>> Start

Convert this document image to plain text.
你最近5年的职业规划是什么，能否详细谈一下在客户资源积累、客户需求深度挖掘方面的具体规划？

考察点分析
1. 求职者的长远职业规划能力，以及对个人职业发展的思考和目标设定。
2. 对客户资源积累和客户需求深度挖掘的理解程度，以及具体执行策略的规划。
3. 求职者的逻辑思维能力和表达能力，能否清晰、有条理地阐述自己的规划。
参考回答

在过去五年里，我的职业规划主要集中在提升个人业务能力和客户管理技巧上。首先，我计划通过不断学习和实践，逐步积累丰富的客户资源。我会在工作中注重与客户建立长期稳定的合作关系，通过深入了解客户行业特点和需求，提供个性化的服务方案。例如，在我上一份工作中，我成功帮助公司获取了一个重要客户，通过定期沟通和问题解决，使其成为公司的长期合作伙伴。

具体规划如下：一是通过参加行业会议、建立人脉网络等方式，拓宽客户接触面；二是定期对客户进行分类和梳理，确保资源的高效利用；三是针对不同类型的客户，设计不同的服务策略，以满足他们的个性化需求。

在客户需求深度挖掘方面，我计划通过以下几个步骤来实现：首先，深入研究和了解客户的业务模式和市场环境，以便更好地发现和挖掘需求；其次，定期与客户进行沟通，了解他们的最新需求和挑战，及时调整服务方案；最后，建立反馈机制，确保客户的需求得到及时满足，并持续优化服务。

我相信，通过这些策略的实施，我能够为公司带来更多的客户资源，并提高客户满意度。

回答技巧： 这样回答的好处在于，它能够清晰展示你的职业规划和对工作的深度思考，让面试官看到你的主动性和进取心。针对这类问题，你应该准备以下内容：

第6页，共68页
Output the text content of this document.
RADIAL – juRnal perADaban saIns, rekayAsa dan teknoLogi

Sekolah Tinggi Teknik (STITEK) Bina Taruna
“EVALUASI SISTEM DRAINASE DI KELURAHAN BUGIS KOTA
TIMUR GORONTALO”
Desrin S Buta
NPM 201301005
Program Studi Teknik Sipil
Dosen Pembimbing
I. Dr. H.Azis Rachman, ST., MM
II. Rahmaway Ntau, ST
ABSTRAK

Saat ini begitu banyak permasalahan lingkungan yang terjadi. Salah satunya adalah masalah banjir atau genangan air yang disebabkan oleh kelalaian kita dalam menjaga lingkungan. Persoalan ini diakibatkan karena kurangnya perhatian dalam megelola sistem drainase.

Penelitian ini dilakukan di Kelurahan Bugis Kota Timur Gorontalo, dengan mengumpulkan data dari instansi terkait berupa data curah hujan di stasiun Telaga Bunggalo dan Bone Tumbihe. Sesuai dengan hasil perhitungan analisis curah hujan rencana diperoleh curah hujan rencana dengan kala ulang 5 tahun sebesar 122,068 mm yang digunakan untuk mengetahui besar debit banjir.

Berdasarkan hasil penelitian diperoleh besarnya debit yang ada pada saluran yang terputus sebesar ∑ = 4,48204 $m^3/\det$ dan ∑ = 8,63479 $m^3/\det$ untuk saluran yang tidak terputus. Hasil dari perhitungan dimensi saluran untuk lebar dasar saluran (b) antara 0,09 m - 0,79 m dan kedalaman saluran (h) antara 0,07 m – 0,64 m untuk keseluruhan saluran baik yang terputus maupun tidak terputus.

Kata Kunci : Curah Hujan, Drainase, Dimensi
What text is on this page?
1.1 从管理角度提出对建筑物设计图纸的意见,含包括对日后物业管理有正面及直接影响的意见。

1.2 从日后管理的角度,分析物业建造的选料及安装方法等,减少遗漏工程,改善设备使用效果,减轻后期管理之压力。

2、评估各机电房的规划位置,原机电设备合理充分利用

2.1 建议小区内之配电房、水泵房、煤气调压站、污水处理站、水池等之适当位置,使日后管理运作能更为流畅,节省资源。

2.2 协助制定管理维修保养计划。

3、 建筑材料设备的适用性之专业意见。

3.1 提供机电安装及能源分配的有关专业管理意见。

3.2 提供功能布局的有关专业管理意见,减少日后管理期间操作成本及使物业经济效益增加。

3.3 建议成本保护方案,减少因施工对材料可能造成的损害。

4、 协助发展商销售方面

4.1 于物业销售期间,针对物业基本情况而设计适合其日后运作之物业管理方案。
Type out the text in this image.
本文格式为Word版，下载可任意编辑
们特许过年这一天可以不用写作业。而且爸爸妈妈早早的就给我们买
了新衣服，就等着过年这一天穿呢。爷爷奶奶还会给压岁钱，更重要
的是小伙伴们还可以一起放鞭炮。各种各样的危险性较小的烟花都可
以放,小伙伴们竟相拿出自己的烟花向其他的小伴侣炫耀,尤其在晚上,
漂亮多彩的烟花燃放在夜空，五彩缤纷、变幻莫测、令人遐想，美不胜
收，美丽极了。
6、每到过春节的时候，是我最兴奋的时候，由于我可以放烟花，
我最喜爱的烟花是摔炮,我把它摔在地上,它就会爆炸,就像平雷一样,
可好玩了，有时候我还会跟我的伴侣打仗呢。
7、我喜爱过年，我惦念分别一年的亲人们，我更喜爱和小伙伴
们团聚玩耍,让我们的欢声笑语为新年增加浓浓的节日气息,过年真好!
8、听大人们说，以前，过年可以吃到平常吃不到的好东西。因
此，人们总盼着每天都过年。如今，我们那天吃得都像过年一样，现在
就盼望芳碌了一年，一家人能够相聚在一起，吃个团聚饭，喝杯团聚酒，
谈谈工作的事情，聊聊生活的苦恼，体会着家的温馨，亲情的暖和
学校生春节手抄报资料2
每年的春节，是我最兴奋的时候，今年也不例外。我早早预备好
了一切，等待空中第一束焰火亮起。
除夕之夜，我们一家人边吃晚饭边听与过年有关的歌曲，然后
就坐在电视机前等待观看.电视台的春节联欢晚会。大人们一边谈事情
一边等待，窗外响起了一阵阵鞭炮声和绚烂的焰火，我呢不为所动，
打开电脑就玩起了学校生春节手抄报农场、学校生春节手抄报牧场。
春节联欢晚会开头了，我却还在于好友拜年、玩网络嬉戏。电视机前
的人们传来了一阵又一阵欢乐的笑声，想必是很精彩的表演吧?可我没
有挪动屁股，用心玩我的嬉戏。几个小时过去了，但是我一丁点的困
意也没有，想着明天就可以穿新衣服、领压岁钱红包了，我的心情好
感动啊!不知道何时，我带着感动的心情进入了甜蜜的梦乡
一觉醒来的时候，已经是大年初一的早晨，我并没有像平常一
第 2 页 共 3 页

>> End

▶ [Goal] Take the records above and return them exactly as written.

▶ [Exercise result]
Convert this document image to plain text.
你最近5年的职业规划是什么，能否详细谈一下在客户资源积累、客户需求深度挖掘方面的具体规划？

考察点分析
1. 求职者的长远职业规划能力，以及对个人职业发展的思考和目标设定。
2. 对客户资源积累和客户需求深度挖掘的理解程度，以及具体执行策略的规划。
3. 求职者的逻辑思维能力和表达能力，能否清晰、有条理地阐述自己的规划。
参考回答

在过去五年里，我的职业规划主要集中在提升个人业务能力和客户管理技巧上。首先，我计划通过不断学习和实践，逐步积累丰富的客户资源。我会在工作中注重与客户建立长期稳定的合作关系，通过深入了解客户行业特点和需求，提供个性化的服务方案。例如，在我上一份工作中，我成功帮助公司获取了一个重要客户，通过定期沟通和问题解决，使其成为公司的长期合作伙伴。

具体规划如下：一是通过参加行业会议、建立人脉网络等方式，拓宽客户接触面；二是定期对客户进行分类和梳理，确保资源的高效利用；三是针对不同类型的客户，设计不同的服务策略，以满足他们的个性化需求。

在客户需求深度挖掘方面，我计划通过以下几个步骤来实现：首先，深入研究和了解客户的业务模式和市场环境，以便更好地发现和挖掘需求；其次，定期与客户进行沟通，了解他们的最新需求和挑战，及时调整服务方案；最后，建立反馈机制，确保客户的需求得到及时满足，并持续优化服务。

我相信，通过这些策略的实施，我能够为公司带来更多的客户资源，并提高客户满意度。

回答技巧： 这样回答的好处在于，它能够清晰展示你的职业规划和对工作的深度思考，让面试官看到你的主动性和进取心。针对这类问题，你应该准备以下内容：

第6页，共68页
Output the text content of this document.
RADIAL – juRnal perADaban saIns, rekayAsa dan teknoLogi

Sekolah Tinggi Teknik (STITEK) Bina Taruna
“EVALUASI SISTEM DRAINASE DI KELURAHAN BUGIS KOTA
TIMUR GORONTALO”
Desrin S Buta
NPM 201301005
Program Studi Teknik Sipil
Dosen Pembimbing
I. Dr. H.Azis Rachman, ST., MM
II. Rahmaway Ntau, ST
ABSTRAK

Saat ini begitu banyak permasalahan lingkungan yang terjadi. Salah satunya adalah masalah banjir atau genangan air yang disebabkan oleh kelalaian kita dalam menjaga lingkungan. Persoalan ini diakibatkan karena kurangnya perhatian dalam megelola sistem drainase.

Penelitian ini dilakukan di Kelurahan Bugis Kota Timur Gorontalo, dengan mengumpulkan data dari instansi terkait berupa data curah hujan di stasiun Telaga Bunggalo dan Bone Tumbihe. Sesuai dengan hasil perhitungan analisis curah hujan rencana diperoleh curah hujan rencana dengan kala ulang 5 tahun sebesar 122,068 mm yang digunakan untuk mengetahui besar debit banjir.

Berdasarkan hasil penelitian diperoleh besarnya debit yang ada pada saluran yang terputus sebesar ∑ = 4,48204 $m^3/\det$ dan ∑ = 8,63479 $m^3/\det$ untuk saluran yang tidak terputus. Hasil dari perhitungan dimensi saluran untuk lebar dasar saluran (b) antara 0,09 m - 0,79 m dan kedalaman saluran (h) antara 0,07 m – 0,64 m untuk keseluruhan saluran baik yang terputus maupun tidak terputus.

Kata Kunci : Curah Hujan, Drainase, Dimensi
What text is on this page?
1.1 从管理角度提出对建筑物设计图纸的意见,含包括对日后物业管理有正面及直接影响的意见。

1.2 从日后管理的角度,分析物业建造的选料及安装方法等,减少遗漏工程,改善设备使用效果,减轻后期管理之压力。

2、评估各机电房的规划位置,原机电设备合理充分利用

2.1 建议小区内之配电房、水泵房、煤气调压站、污水处理站、水池等之适当位置,使日后管理运作能更为流畅,节省资源。

2.2 协助制定管理维修保养计划。

3、 建筑材料设备的适用性之专业意见。

3.1 提供机电安装及能源分配的有关专业管理意见。

3.2 提供功能布局的有关专业管理意见,减少日后管理期间操作成本及使物业经济效益增加。

3.3 建议成本保护方案,减少因施工对材料可能造成的损害。

4、 协助发展商销售方面

4.1 于物业销售期间,针对物业基本情况而设计适合其日后运作之物业管理方案。
Type out the text in this image.
本文格式为Word版，下载可任意编辑
们特许过年这一天可以不用写作业。而且爸爸妈妈早早的就给我们买
了新衣服，就等着过年这一天穿呢。爷爷奶奶还会给压岁钱，更重要
的是小伙伴们还可以一起放鞭炮。各种各样的危险性较小的烟花都可
以放,小伙伴们竟相拿出自己的烟花向其他的小伴侣炫耀,尤其在晚上,
漂亮多彩的烟花燃放在夜空，五彩缤纷、变幻莫测、令人遐想，美不胜
收，美丽极了。
6、每到过春节的时候，是我最兴奋的时候，由于我可以放烟花，
我最喜爱的烟花是摔炮,我把它摔在地上,它就会爆炸,就像平雷一样,
可好玩了，有时候我还会跟我的伴侣打仗呢。
7、我喜爱过年，我惦念分别一年的亲人们，我更喜爱和小伙伴
们团聚玩耍,让我们的欢声笑语为新年增加浓浓的节日气息,过年真好!
8、听大人们说，以前，过年可以吃到平常吃不到的好东西。因
此，人们总盼着每天都过年。如今，我们那天吃得都像过年一样，现在
就盼望芳碌了一年，一家人能够相聚在一起，吃个团聚饭，喝杯团聚酒，
谈谈工作的事情，聊聊生活的苦恼，体会着家的温馨，亲情的暖和
学校生春节手抄报资料2
每年的春节，是我最兴奋的时候，今年也不例外。我早早预备好
了一切，等待空中第一束焰火亮起。
除夕之夜，我们一家人边吃晚饭边听与过年有关的歌曲，然后
就坐在电视机前等待观看.电视台的春节联欢晚会。大人们一边谈事情
一边等待，窗外响起了一阵阵鞭炮声和绚烂的焰火，我呢不为所动，
打开电脑就玩起了学校生春节手抄报农场、学校生春节手抄报牧场。
春节联欢晚会开头了，我却还在于好友拜年、玩网络嬉戏。电视机前
的人们传来了一阵又一阵欢乐的笑声，想必是很精彩的表演吧?可我没
有挪动屁股，用心玩我的嬉戏。几个小时过去了，但是我一丁点的困
意也没有，想着明天就可以穿新衣服、领压岁钱红包了，我的心情好
感动啊!不知道何时，我带着感动的心情进入了甜蜜的梦乡
一觉醒来的时候，已经是大年初一的早晨，我并没有像平常一
第 2 页 共 3 页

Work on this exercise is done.